• **Stated exercise**: Your task is to print the material below exactly as presented.

◆ ◆ ◆ ◆

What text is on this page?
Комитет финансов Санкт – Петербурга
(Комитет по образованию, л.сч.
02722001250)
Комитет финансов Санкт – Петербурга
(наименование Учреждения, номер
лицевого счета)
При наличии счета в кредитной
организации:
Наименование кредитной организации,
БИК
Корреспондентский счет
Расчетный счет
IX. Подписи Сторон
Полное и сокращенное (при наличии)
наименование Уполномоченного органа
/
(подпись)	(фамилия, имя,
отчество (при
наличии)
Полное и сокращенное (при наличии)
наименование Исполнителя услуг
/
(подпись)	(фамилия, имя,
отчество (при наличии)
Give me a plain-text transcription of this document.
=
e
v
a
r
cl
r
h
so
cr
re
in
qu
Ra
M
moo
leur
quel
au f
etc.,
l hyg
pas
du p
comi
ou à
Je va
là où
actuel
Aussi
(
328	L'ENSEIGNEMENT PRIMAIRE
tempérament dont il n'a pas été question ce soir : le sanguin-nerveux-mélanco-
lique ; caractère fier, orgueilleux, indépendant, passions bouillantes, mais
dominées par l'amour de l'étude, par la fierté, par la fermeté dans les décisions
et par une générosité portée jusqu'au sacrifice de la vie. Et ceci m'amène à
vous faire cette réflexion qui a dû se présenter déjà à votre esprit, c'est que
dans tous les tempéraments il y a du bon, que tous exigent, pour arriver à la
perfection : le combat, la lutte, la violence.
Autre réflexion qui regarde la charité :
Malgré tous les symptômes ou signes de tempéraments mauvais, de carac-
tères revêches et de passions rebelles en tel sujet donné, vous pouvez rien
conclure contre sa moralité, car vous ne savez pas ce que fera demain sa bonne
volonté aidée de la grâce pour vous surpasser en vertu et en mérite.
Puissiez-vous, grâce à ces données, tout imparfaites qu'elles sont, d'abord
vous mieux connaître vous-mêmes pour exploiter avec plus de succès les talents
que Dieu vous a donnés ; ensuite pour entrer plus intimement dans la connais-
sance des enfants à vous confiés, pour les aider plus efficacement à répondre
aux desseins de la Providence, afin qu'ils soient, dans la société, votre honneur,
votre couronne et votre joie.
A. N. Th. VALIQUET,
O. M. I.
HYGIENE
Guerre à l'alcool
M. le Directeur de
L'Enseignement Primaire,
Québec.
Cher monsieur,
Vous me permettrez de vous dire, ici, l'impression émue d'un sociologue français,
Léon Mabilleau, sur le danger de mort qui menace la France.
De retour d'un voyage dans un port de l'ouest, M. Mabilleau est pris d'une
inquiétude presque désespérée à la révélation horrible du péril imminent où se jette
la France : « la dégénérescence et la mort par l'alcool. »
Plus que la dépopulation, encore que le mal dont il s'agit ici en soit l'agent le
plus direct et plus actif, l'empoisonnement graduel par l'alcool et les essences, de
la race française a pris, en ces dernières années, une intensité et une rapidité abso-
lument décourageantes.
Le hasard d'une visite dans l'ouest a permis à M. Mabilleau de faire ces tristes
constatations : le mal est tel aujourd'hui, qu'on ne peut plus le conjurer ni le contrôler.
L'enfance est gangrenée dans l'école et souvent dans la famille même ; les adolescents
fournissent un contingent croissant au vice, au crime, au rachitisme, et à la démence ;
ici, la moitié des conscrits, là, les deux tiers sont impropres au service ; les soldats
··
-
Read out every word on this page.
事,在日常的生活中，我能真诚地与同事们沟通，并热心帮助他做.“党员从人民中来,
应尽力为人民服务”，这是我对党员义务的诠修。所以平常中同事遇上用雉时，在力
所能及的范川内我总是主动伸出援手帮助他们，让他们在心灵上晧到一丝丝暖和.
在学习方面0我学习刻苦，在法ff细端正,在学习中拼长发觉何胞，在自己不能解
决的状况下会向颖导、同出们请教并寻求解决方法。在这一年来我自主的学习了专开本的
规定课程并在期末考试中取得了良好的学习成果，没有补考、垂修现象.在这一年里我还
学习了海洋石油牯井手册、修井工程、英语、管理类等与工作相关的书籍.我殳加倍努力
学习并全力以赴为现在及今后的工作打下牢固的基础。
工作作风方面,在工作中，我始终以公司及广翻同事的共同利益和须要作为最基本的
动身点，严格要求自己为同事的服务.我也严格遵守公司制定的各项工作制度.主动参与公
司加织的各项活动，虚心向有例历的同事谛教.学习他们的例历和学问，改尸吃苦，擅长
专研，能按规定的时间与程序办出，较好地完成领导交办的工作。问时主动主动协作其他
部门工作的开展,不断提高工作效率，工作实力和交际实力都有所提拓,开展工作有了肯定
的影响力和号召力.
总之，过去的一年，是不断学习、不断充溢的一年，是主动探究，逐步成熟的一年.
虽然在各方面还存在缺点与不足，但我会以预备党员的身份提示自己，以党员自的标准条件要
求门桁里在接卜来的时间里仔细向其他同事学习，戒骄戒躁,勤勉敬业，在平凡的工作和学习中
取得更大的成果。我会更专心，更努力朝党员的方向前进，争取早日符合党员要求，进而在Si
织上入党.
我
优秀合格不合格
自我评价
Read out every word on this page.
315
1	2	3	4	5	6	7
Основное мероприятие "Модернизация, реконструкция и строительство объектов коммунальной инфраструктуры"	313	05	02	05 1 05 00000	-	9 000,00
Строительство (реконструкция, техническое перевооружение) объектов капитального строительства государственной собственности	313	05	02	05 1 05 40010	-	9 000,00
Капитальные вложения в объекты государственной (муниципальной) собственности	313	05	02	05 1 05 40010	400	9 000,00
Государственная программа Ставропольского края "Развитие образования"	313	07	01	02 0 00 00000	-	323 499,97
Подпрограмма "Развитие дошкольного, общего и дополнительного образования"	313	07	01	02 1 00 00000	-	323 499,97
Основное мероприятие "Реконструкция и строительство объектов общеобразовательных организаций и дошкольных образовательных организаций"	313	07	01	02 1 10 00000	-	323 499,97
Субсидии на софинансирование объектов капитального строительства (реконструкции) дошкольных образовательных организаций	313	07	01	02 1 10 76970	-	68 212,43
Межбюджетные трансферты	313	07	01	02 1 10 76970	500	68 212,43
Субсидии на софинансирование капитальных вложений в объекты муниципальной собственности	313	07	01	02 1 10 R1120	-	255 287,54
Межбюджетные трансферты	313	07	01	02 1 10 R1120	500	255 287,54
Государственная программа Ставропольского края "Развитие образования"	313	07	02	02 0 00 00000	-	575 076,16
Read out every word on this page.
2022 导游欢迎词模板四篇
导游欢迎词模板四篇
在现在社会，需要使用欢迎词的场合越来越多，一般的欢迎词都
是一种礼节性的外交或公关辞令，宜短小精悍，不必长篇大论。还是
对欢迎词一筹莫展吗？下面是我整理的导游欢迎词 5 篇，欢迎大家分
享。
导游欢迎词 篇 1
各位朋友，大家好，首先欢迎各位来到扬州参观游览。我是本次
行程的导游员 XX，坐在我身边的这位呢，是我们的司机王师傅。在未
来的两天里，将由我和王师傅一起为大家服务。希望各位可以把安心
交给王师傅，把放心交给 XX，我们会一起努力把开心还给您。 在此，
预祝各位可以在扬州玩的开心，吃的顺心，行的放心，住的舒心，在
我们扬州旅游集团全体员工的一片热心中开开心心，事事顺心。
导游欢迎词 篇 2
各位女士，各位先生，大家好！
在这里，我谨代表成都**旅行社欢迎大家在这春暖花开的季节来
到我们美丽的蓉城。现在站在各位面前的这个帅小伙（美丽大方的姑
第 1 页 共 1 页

◆ ◆ ◆ ◆

• **Response to this task**:
What text is on this page?
Комитет финансов Санкт – Петербурга
(Комитет по образованию, л.сч.
02722001250)
Комитет финансов Санкт – Петербурга
(наименование Учреждения, номер
лицевого счета)
При наличии счета в кредитной
организации:
Наименование кредитной организации,
БИК
Корреспондентский счет
Расчетный счет
IX. Подписи Сторон
Полное и сокращенное (при наличии)
наименование Уполномоченного органа
/
(подпись)	(фамилия, имя,
отчество (при
наличии)
Полное и сокращенное (при наличии)
наименование Исполнителя услуг
/
(подпись)	(фамилия, имя,
отчество (при наличии)
Give me a plain-text transcription of this document.
=
e
v
a
r
cl
r
h
so
cr
re
in
qu
Ra
M
moo
leur
quel
au f
etc.,
l hyg
pas
du p
comi
ou à
Je va
là où
actuel
Aussi
(
328	L'ENSEIGNEMENT PRIMAIRE
tempérament dont il n'a pas été question ce soir : le sanguin-nerveux-mélanco-
lique ; caractère fier, orgueilleux, indépendant, passions bouillantes, mais
dominées par l'amour de l'étude, par la fierté, par la fermeté dans les décisions
et par une générosité portée jusqu'au sacrifice de la vie. Et ceci m'amène à
vous faire cette réflexion qui a dû se présenter déjà à votre esprit, c'est que
dans tous les tempéraments il y a du bon, que tous exigent, pour arriver à la
perfection : le combat, la lutte, la violence.
Autre réflexion qui regarde la charité :
Malgré tous les symptômes ou signes de tempéraments mauvais, de carac-
tères revêches et de passions rebelles en tel sujet donné, vous pouvez rien
conclure contre sa moralité, car vous ne savez pas ce que fera demain sa bonne
volonté aidée de la grâce pour vous surpasser en vertu et en mérite.
Puissiez-vous, grâce à ces données, tout imparfaites qu'elles sont, d'abord
vous mieux connaître vous-mêmes pour exploiter avec plus de succès les talents
que Dieu vous a donnés ; ensuite pour entrer plus intimement dans la connais-
sance des enfants à vous confiés, pour les aider plus efficacement à répondre
aux desseins de la Providence, afin qu'ils soient, dans la société, votre honneur,
votre couronne et votre joie.
A. N. Th. VALIQUET,
O. M. I.
HYGIENE
Guerre à l'alcool
M. le Directeur de
L'Enseignement Primaire,
Québec.
Cher monsieur,
Vous me permettrez de vous dire, ici, l'impression émue d'un sociologue français,
Léon Mabilleau, sur le danger de mort qui menace la France.
De retour d'un voyage dans un port de l'ouest, M. Mabilleau est pris d'une
inquiétude presque désespérée à la révélation horrible du péril imminent où se jette
la France : « la dégénérescence et la mort par l'alcool. »
Plus que la dépopulation, encore que le mal dont il s'agit ici en soit l'agent le
plus direct et plus actif, l'empoisonnement graduel par l'alcool et les essences, de
la race française a pris, en ces dernières années, une intensité et une rapidité abso-
lument décourageantes.
Le hasard d'une visite dans l'ouest a permis à M. Mabilleau de faire ces tristes
constatations : le mal est tel aujourd'hui, qu'on ne peut plus le conjurer ni le contrôler.
L'enfance est gangrenée dans l'école et souvent dans la famille même ; les adolescents
fournissent un contingent croissant au vice, au crime, au rachitisme, et à la démence ;
ici, la moitié des conscrits, là, les deux tiers sont impropres au service ; les soldats
··
-
Read out every word on this page.
事,在日常的生活中，我能真诚地与同事们沟通，并热心帮助他做.“党员从人民中来,
应尽力为人民服务”，这是我对党员义务的诠修。所以平常中同事遇上用雉时，在力
所能及的范川内我总是主动伸出援手帮助他们，让他们在心灵上晧到一丝丝暖和.
在学习方面0我学习刻苦，在法ff细端正,在学习中拼长发觉何胞，在自己不能解
决的状况下会向颖导、同出们请教并寻求解决方法。在这一年来我自主的学习了专开本的
规定课程并在期末考试中取得了良好的学习成果，没有补考、垂修现象.在这一年里我还
学习了海洋石油牯井手册、修井工程、英语、管理类等与工作相关的书籍.我殳加倍努力
学习并全力以赴为现在及今后的工作打下牢固的基础。
工作作风方面,在工作中，我始终以公司及广翻同事的共同利益和须要作为最基本的
动身点，严格要求自己为同事的服务.我也严格遵守公司制定的各项工作制度.主动参与公
司加织的各项活动，虚心向有例历的同事谛教.学习他们的例历和学问，改尸吃苦，擅长
专研，能按规定的时间与程序办出，较好地完成领导交办的工作。问时主动主动协作其他
部门工作的开展,不断提高工作效率，工作实力和交际实力都有所提拓,开展工作有了肯定
的影响力和号召力.
总之，过去的一年，是不断学习、不断充溢的一年，是主动探究，逐步成熟的一年.
虽然在各方面还存在缺点与不足，但我会以预备党员的身份提示自己，以党员自的标准条件要
求门桁里在接卜来的时间里仔细向其他同事学习，戒骄戒躁,勤勉敬业，在平凡的工作和学习中
取得更大的成果。我会更专心，更努力朝党员的方向前进，争取早日符合党员要求，进而在Si
织上入党.
我
优秀合格不合格
自我评价
Read out every word on this page.
315
1	2	3	4	5	6	7
Основное мероприятие "Модернизация, реконструкция и строительство объектов коммунальной инфраструктуры"	313	05	02	05 1 05 00000	-	9 000,00
Строительство (реконструкция, техническое перевооружение) объектов капитального строительства государственной собственности	313	05	02	05 1 05 40010	-	9 000,00
Капитальные вложения в объекты государственной (муниципальной) собственности	313	05	02	05 1 05 40010	400	9 000,00
Государственная программа Ставропольского края "Развитие образования"	313	07	01	02 0 00 00000	-	323 499,97
Подпрограмма "Развитие дошкольного, общего и дополнительного образования"	313	07	01	02 1 00 00000	-	323 499,97
Основное мероприятие "Реконструкция и строительство объектов общеобразовательных организаций и дошкольных образовательных организаций"	313	07	01	02 1 10 00000	-	323 499,97
Субсидии на софинансирование объектов капитального строительства (реконструкции) дошкольных образовательных организаций	313	07	01	02 1 10 76970	-	68 212,43
Межбюджетные трансферты	313	07	01	02 1 10 76970	500	68 212,43
Субсидии на софинансирование капитальных вложений в объекты муниципальной собственности	313	07	01	02 1 10 R1120	-	255 287,54
Межбюджетные трансферты	313	07	01	02 1 10 R1120	500	255 287,54
Государственная программа Ставропольского края "Развитие образования"	313	07	02	02 0 00 00000	-	575 076,16
Read out every word on this page.
2022 导游欢迎词模板四篇
导游欢迎词模板四篇
在现在社会，需要使用欢迎词的场合越来越多，一般的欢迎词都
是一种礼节性的外交或公关辞令，宜短小精悍，不必长篇大论。还是
对欢迎词一筹莫展吗？下面是我整理的导游欢迎词 5 篇，欢迎大家分
享。
导游欢迎词 篇 1
各位朋友，大家好，首先欢迎各位来到扬州参观游览。我是本次
行程的导游员 XX，坐在我身边的这位呢，是我们的司机王师傅。在未
来的两天里，将由我和王师傅一起为大家服务。希望各位可以把安心
交给王师傅，把放心交给 XX，我们会一起努力把开心还给您。 在此，
预祝各位可以在扬州玩的开心，吃的顺心，行的放心，住的舒心，在
我们扬州旅游集团全体员工的一片热心中开开心心，事事顺心。
导游欢迎词 篇 2
各位女士，各位先生，大家好！
在这里，我谨代表成都**旅行社欢迎大家在这春暖花开的季节来
到我们美丽的蓉城。现在站在各位面前的这个帅小伙（美丽大方的姑
第 1 页 共 1 页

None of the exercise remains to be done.